[Dataset rows]
● ● ● ● ● ● ●

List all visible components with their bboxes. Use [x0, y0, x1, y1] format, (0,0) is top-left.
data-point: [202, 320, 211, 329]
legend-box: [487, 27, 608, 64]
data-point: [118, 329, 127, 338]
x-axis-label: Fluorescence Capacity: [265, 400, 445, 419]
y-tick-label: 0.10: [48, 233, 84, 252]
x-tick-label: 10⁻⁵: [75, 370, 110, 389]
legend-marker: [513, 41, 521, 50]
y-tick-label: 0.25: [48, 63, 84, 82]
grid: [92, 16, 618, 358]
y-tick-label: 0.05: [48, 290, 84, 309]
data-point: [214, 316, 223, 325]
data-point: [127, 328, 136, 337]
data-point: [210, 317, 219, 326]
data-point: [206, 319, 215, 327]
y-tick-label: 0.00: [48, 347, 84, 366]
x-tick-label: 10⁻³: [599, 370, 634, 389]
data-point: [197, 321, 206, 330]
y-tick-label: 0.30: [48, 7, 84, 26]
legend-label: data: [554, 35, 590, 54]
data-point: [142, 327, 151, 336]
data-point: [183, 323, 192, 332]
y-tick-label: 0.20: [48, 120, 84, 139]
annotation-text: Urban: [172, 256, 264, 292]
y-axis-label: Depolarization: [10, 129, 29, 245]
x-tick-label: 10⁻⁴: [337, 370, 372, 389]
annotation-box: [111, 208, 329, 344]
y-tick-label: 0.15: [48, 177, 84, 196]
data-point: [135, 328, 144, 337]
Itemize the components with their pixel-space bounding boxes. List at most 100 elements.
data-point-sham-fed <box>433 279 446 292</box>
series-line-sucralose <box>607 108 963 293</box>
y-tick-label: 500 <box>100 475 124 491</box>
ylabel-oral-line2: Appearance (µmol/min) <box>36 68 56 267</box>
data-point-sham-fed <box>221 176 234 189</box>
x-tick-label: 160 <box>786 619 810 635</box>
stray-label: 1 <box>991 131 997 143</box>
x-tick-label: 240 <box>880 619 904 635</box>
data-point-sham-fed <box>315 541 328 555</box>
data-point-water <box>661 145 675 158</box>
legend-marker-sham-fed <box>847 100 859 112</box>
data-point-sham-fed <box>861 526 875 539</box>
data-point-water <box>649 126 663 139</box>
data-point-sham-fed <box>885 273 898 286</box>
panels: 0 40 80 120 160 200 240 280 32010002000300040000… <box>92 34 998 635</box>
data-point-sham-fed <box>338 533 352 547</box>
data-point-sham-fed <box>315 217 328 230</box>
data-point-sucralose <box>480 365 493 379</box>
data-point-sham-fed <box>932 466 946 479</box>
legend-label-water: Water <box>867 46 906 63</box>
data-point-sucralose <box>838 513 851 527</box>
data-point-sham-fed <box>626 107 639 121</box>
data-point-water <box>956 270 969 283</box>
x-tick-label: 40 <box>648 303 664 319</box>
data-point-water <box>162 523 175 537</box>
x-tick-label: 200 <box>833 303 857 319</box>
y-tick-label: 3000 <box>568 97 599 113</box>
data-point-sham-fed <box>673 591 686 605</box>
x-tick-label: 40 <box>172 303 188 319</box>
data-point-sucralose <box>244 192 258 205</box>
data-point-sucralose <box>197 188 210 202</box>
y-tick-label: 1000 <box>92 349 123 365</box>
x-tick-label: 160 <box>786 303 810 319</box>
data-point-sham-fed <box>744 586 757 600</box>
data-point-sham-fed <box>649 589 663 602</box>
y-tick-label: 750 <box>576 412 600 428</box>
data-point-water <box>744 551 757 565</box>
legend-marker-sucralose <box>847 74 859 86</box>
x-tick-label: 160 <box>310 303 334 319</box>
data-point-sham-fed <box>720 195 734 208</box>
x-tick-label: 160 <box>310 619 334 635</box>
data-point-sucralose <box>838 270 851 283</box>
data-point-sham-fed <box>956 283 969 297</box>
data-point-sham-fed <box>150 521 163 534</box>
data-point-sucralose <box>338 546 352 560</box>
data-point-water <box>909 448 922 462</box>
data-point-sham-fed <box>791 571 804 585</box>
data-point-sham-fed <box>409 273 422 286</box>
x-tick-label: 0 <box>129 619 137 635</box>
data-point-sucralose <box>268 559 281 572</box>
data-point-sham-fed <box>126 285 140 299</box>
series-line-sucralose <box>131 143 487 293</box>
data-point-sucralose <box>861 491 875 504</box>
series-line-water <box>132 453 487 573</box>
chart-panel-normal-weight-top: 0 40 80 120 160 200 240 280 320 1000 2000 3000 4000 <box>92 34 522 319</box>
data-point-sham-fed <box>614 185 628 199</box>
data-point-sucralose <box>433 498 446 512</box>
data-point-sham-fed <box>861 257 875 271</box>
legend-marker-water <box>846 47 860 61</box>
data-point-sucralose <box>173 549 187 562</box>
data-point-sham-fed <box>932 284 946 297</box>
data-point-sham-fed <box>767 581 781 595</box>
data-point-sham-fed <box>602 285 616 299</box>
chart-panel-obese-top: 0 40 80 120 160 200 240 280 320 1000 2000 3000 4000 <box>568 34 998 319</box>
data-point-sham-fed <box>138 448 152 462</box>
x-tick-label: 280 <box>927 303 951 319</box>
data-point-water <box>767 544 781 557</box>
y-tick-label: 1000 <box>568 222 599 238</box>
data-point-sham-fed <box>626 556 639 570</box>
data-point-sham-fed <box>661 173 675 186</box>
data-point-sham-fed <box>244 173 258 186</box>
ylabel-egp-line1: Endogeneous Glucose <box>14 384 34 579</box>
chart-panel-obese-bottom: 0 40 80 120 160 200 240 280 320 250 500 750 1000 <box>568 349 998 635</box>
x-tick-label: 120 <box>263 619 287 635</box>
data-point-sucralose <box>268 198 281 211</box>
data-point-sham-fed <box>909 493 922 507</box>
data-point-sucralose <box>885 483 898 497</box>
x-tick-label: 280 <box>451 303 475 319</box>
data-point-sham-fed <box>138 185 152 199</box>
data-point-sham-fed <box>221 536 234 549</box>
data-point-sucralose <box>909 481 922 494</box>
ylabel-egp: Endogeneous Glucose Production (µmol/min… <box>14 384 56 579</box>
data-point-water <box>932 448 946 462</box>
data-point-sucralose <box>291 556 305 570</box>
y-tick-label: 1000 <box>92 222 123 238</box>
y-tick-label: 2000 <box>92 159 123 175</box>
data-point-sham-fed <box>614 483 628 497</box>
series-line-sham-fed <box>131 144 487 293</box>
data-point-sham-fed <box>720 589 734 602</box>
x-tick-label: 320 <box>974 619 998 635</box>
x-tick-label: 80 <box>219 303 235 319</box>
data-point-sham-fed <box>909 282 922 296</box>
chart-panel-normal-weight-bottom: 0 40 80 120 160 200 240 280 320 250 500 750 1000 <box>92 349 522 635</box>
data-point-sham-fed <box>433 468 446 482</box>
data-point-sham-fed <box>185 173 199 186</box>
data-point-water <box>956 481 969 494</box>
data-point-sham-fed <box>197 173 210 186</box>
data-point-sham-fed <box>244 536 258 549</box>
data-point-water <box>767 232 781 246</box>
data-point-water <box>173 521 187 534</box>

● ● ● ● ● ● ●

Requirements:
Edit all the items above so that "y-tick-label" becomes "y-axis-tick" everywhere it occurs, keeping every other line as it is.

Written answer:
List all visible components with their bboxes. Use [x0, y0, x1, y1] format, (0,0) is top-left.
data-point: [202, 320, 211, 329]
legend-box: [487, 27, 608, 64]
data-point: [118, 329, 127, 338]
x-axis-label: Fluorescence Capacity: [265, 400, 445, 419]
y-axis-tick: 0.10: [48, 233, 84, 252]
x-tick-label: 10⁻⁵: [75, 370, 110, 389]
legend-marker: [513, 41, 521, 50]
y-axis-tick: 0.25: [48, 63, 84, 82]
grid: [92, 16, 618, 358]
y-axis-tick: 0.05: [48, 290, 84, 309]
data-point: [214, 316, 223, 325]
data-point: [127, 328, 136, 337]
data-point: [210, 317, 219, 326]
data-point: [206, 319, 215, 327]
y-axis-tick: 0.00: [48, 347, 84, 366]
x-tick-label: 10⁻³: [599, 370, 634, 389]
data-point: [197, 321, 206, 330]
y-axis-tick: 0.30: [48, 7, 84, 26]
legend-label: data: [554, 35, 590, 54]
data-point: [142, 327, 151, 336]
data-point: [183, 323, 192, 332]
y-axis-tick: 0.20: [48, 120, 84, 139]
annotation-text: Urban: [172, 256, 264, 292]
y-axis-label: Depolarization: [10, 129, 29, 245]
x-tick-label: 10⁻⁴: [337, 370, 372, 389]
annotation-box: [111, 208, 329, 344]
y-axis-tick: 0.15: [48, 177, 84, 196]
data-point: [135, 328, 144, 337]
Itemize the components with their pixel-space bounding boxes. List at most 100 elements.
data-point-sham-fed <box>433 279 446 292</box>
series-line-sucralose <box>607 108 963 293</box>
y-axis-tick: 500 <box>100 475 124 491</box>
ylabel-oral-line2: Appearance (µmol/min) <box>36 68 56 267</box>
data-point-sham-fed <box>221 176 234 189</box>
x-tick-label: 160 <box>786 619 810 635</box>
stray-label: 1 <box>991 131 997 143</box>
x-tick-label: 240 <box>880 619 904 635</box>
data-point-sham-fed <box>315 541 328 555</box>
data-point-water <box>661 145 675 158</box>
legend-marker-sham-fed <box>847 100 859 112</box>
data-point-sham-fed <box>861 526 875 539</box>
data-point-water <box>649 126 663 139</box>
data-point-sham-fed <box>885 273 898 286</box>
panels: 0 40 80 120 160 200 240 280 32010002000300040000… <box>92 34 998 635</box>
data-point-sham-fed <box>338 533 352 547</box>
data-point-sham-fed <box>315 217 328 230</box>
data-point-sucralose <box>480 365 493 379</box>
data-point-sham-fed <box>932 466 946 479</box>
legend-label-water: Water <box>867 46 906 63</box>
data-point-sucralose <box>838 513 851 527</box>
data-point-sham-fed <box>626 107 639 121</box>
data-point-water <box>956 270 969 283</box>
x-tick-label: 40 <box>648 303 664 319</box>
data-point-water <box>162 523 175 537</box>
x-tick-label: 200 <box>833 303 857 319</box>
y-axis-tick: 3000 <box>568 97 599 113</box>
data-point-sham-fed <box>673 591 686 605</box>
x-tick-label: 40 <box>172 303 188 319</box>
data-point-sucralose <box>244 192 258 205</box>
data-point-sucralose <box>197 188 210 202</box>
y-axis-tick: 1000 <box>92 349 123 365</box>
x-tick-label: 160 <box>786 303 810 319</box>
data-point-sham-fed <box>744 586 757 600</box>
data-point-sham-fed <box>649 589 663 602</box>
y-axis-tick: 750 <box>576 412 600 428</box>
data-point-water <box>744 551 757 565</box>
legend-marker-sucralose <box>847 74 859 86</box>
x-tick-label: 160 <box>310 303 334 319</box>
data-point-sham-fed <box>720 195 734 208</box>
x-tick-label: 160 <box>310 619 334 635</box>
data-point-sucralose <box>838 270 851 283</box>
data-point-sham-fed <box>956 283 969 297</box>
data-point-sham-fed <box>150 521 163 534</box>
data-point-sucralose <box>338 546 352 560</box>
data-point-water <box>909 448 922 462</box>
data-point-sham-fed <box>791 571 804 585</box>
data-point-sham-fed <box>409 273 422 286</box>
x-tick-label: 0 <box>129 619 137 635</box>
data-point-sucralose <box>268 559 281 572</box>
data-point-sham-fed <box>126 285 140 299</box>
series-line-sucralose <box>131 143 487 293</box>
data-point-sucralose <box>861 491 875 504</box>
series-line-water <box>132 453 487 573</box>
chart-panel-normal-weight-top: 0 40 80 120 160 200 240 280 320 1000 2000 3000 4000 <box>92 34 522 319</box>
data-point-sham-fed <box>614 185 628 199</box>
data-point-sucralose <box>433 498 446 512</box>
data-point-sham-fed <box>861 257 875 271</box>
legend-marker-water <box>846 47 860 61</box>
data-point-sucralose <box>173 549 187 562</box>
data-point-sham-fed <box>932 284 946 297</box>
data-point-sham-fed <box>767 581 781 595</box>
data-point-sham-fed <box>602 285 616 299</box>
chart-panel-obese-top: 0 40 80 120 160 200 240 280 320 1000 2000 3000 4000 <box>568 34 998 319</box>
data-point-sham-fed <box>138 448 152 462</box>
x-tick-label: 280 <box>927 303 951 319</box>
data-point-water <box>767 544 781 557</box>
y-axis-tick: 1000 <box>568 222 599 238</box>
data-point-sham-fed <box>626 556 639 570</box>
data-point-sham-fed <box>661 173 675 186</box>
data-point-sham-fed <box>244 173 258 186</box>
ylabel-egp-line1: Endogeneous Glucose <box>14 384 34 579</box>
chart-panel-obese-bottom: 0 40 80 120 160 200 240 280 320 250 500 750 1000 <box>568 349 998 635</box>
x-tick-label: 120 <box>263 619 287 635</box>
data-point-sucralose <box>268 198 281 211</box>
data-point-sham-fed <box>909 493 922 507</box>
data-point-sucralose <box>885 483 898 497</box>
x-tick-label: 280 <box>451 303 475 319</box>
data-point-sham-fed <box>138 185 152 199</box>
data-point-sham-fed <box>221 536 234 549</box>
data-point-sucralose <box>909 481 922 494</box>
ylabel-egp: Endogeneous Glucose Production (µmol/min… <box>14 384 56 579</box>
data-point-water <box>932 448 946 462</box>
data-point-sucralose <box>291 556 305 570</box>
y-axis-tick: 1000 <box>92 222 123 238</box>
y-axis-tick: 2000 <box>92 159 123 175</box>
data-point-sham-fed <box>614 483 628 497</box>
series-line-sham-fed <box>131 144 487 293</box>
data-point-sham-fed <box>720 589 734 602</box>
x-tick-label: 320 <box>974 619 998 635</box>
x-tick-label: 80 <box>219 303 235 319</box>
data-point-sham-fed <box>909 282 922 296</box>
chart-panel-normal-weight-bottom: 0 40 80 120 160 200 240 280 320 250 500 750 1000 <box>92 349 522 635</box>
data-point-sham-fed <box>433 468 446 482</box>
data-point-sham-fed <box>185 173 199 186</box>
data-point-water <box>956 481 969 494</box>
data-point-sham-fed <box>197 173 210 186</box>
data-point-sham-fed <box>244 536 258 549</box>
data-point-water <box>767 232 781 246</box>
data-point-water <box>173 521 187 534</box>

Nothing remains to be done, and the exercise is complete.